* START *

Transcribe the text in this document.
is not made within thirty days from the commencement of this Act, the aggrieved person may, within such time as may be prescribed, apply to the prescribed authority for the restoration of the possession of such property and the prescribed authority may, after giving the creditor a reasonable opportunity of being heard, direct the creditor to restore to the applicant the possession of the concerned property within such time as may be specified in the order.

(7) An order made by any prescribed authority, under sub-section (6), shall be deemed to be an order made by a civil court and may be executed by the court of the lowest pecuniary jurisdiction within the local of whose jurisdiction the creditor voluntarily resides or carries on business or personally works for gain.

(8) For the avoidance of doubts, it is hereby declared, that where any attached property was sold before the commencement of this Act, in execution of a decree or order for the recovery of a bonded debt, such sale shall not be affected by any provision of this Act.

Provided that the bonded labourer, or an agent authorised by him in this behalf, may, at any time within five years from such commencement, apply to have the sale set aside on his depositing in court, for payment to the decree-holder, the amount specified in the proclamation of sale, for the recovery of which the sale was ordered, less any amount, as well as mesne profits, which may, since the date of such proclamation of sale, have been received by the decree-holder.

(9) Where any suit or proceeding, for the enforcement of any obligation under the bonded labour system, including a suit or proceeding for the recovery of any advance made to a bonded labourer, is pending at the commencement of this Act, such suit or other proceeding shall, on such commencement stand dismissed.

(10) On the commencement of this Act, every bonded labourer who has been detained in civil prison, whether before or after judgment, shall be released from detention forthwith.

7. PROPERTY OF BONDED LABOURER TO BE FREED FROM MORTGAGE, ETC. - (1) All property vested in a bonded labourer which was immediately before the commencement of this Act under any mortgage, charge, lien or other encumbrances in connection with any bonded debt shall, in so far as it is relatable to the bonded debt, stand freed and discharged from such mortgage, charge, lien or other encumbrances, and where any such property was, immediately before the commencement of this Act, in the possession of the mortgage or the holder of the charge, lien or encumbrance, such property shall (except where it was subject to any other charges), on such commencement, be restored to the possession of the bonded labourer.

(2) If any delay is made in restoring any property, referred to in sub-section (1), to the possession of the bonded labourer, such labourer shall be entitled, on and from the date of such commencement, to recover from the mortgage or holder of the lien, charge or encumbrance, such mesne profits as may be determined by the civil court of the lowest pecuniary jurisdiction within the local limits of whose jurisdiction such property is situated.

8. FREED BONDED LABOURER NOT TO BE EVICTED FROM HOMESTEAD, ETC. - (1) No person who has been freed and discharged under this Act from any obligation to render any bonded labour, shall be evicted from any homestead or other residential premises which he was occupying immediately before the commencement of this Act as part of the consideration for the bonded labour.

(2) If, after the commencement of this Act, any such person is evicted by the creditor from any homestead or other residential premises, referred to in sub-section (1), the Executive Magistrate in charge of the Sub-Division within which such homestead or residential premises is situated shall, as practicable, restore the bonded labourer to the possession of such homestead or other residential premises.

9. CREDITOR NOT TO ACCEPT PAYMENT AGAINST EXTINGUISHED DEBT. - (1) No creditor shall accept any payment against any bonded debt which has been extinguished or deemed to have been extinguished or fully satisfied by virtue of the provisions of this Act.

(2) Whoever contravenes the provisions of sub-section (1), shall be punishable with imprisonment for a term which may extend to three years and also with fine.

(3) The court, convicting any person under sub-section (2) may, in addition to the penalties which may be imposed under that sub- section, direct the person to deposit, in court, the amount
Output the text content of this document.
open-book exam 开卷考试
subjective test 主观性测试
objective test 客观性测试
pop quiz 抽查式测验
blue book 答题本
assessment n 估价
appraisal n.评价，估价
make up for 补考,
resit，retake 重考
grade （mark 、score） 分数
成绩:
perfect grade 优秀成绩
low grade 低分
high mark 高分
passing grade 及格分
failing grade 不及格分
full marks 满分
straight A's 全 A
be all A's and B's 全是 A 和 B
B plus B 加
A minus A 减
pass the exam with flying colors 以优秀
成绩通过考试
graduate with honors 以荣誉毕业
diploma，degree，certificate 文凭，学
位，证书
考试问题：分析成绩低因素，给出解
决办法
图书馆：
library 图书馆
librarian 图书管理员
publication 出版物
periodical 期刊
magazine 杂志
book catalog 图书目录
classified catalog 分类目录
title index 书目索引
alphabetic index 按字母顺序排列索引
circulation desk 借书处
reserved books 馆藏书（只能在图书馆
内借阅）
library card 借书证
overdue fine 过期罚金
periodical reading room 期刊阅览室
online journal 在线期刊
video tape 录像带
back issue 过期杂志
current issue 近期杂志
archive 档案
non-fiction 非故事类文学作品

* END *

Write out exactly the lines from the line holding "Output the text content of this document." through the last line of the data, and nothing besides those lines.

## EXPECTED ANSWER:
Output the text content of this document.
open-book exam 开卷考试
subjective test 主观性测试
objective test 客观性测试
pop quiz 抽查式测验
blue book 答题本
assessment n 估价
appraisal n.评价，估价
make up for 补考,
resit，retake 重考
grade （mark 、score） 分数
成绩:
perfect grade 优秀成绩
low grade 低分
high mark 高分
passing grade 及格分
failing grade 不及格分
full marks 满分
straight A's 全 A
be all A's and B's 全是 A 和 B
B plus B 加
A minus A 减
pass the exam with flying colors 以优秀
成绩通过考试
graduate with honors 以荣誉毕业
diploma，degree，certificate 文凭，学
位，证书
考试问题：分析成绩低因素，给出解
决办法
图书馆：
library 图书馆
librarian 图书管理员
publication 出版物
periodical 期刊
magazine 杂志
book catalog 图书目录
classified catalog 分类目录
title index 书目索引
alphabetic index 按字母顺序排列索引
circulation desk 借书处
reserved books 馆藏书（只能在图书馆
内借阅）
library card 借书证
overdue fine 过期罚金
periodical reading room 期刊阅览室
online journal 在线期刊
video tape 录像带
back issue 过期杂志
current issue 近期杂志
archive 档案
non-fiction 非故事类文学作品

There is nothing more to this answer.